▶ [Directive] Exactly as written, print each record in the listing.
++++ Material provided ++++
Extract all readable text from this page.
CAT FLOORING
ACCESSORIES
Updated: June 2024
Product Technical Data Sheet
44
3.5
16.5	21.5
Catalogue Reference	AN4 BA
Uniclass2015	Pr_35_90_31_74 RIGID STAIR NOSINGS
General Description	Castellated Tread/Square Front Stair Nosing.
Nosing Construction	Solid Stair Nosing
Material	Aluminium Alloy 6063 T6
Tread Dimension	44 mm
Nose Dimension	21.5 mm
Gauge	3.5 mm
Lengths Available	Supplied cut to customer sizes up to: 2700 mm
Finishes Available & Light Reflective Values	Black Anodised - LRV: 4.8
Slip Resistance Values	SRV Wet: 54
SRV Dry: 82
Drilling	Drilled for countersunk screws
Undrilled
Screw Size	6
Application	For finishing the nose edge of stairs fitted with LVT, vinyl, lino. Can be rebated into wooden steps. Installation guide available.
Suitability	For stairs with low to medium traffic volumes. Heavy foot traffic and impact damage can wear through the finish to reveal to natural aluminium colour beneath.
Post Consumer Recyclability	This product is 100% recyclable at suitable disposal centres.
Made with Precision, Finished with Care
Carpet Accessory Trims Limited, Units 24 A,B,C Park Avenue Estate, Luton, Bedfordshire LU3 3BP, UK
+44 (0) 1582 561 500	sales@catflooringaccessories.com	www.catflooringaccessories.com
++++
▶ [Solution]
Extract all readable text from this page.
CAT FLOORING
ACCESSORIES
Updated: June 2024
Product Technical Data Sheet
44
3.5
16.5	21.5
Catalogue Reference	AN4 BA
Uniclass2015	Pr_35_90_31_74 RIGID STAIR NOSINGS
General Description	Castellated Tread/Square Front Stair Nosing.
Nosing Construction	Solid Stair Nosing
Material	Aluminium Alloy 6063 T6
Tread Dimension	44 mm
Nose Dimension	21.5 mm
Gauge	3.5 mm
Lengths Available	Supplied cut to customer sizes up to: 2700 mm
Finishes Available & Light Reflective Values	Black Anodised - LRV: 4.8
Slip Resistance Values	SRV Wet: 54
SRV Dry: 82
Drilling	Drilled for countersunk screws
Undrilled
Screw Size	6
Application	For finishing the nose edge of stairs fitted with LVT, vinyl, lino. Can be rebated into wooden steps. Installation guide available.
Suitability	For stairs with low to medium traffic volumes. Heavy foot traffic and impact damage can wear through the finish to reveal to natural aluminium colour beneath.
Post Consumer Recyclability	This product is 100% recyclable at suitable disposal centres.
Made with Precision, Finished with Care
Carpet Accessory Trims Limited, Units 24 A,B,C Park Avenue Estate, Luton, Bedfordshire LU3 3BP, UK
+44 (0) 1582 561 500	sales@catflooringaccessories.com	www.catflooringaccessories.com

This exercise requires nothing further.